§ **Dataset**
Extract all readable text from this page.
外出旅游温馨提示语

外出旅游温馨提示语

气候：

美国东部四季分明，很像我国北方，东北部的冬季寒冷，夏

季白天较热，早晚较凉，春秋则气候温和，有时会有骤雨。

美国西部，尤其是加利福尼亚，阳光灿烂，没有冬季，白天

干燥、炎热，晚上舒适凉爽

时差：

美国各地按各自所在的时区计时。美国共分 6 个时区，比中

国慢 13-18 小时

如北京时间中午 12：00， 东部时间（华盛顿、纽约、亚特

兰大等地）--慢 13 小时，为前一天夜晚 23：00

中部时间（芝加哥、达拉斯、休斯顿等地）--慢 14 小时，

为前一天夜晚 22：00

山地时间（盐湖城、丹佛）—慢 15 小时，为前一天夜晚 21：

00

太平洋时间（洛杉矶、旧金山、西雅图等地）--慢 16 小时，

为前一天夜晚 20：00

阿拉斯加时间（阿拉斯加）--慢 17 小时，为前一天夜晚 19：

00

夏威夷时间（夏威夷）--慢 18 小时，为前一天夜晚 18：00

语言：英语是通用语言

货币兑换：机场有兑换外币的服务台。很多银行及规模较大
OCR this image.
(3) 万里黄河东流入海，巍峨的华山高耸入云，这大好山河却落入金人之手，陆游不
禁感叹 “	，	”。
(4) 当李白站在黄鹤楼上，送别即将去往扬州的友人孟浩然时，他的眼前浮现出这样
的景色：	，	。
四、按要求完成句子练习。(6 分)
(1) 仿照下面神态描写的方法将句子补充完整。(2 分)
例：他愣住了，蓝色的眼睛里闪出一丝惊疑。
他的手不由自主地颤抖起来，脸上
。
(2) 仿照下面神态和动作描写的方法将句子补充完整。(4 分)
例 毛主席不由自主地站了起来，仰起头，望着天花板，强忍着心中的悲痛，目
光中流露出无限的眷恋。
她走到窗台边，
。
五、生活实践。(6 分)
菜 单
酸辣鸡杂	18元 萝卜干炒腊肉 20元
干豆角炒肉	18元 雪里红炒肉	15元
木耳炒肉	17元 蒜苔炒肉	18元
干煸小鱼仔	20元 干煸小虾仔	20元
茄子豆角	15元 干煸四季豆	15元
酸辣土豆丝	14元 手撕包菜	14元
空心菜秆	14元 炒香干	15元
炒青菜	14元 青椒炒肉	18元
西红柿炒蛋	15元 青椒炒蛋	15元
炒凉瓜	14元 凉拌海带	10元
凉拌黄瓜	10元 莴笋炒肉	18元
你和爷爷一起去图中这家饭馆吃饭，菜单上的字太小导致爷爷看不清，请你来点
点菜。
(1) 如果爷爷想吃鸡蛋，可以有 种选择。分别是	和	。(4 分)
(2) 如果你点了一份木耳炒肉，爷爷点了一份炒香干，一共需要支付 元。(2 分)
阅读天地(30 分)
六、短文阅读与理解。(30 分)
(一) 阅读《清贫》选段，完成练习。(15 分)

§ **Exercise goal**
Filter the records above for "this" and copy every matching line.

§ **Complete response**
Extract all readable text from this page.
OCR this image.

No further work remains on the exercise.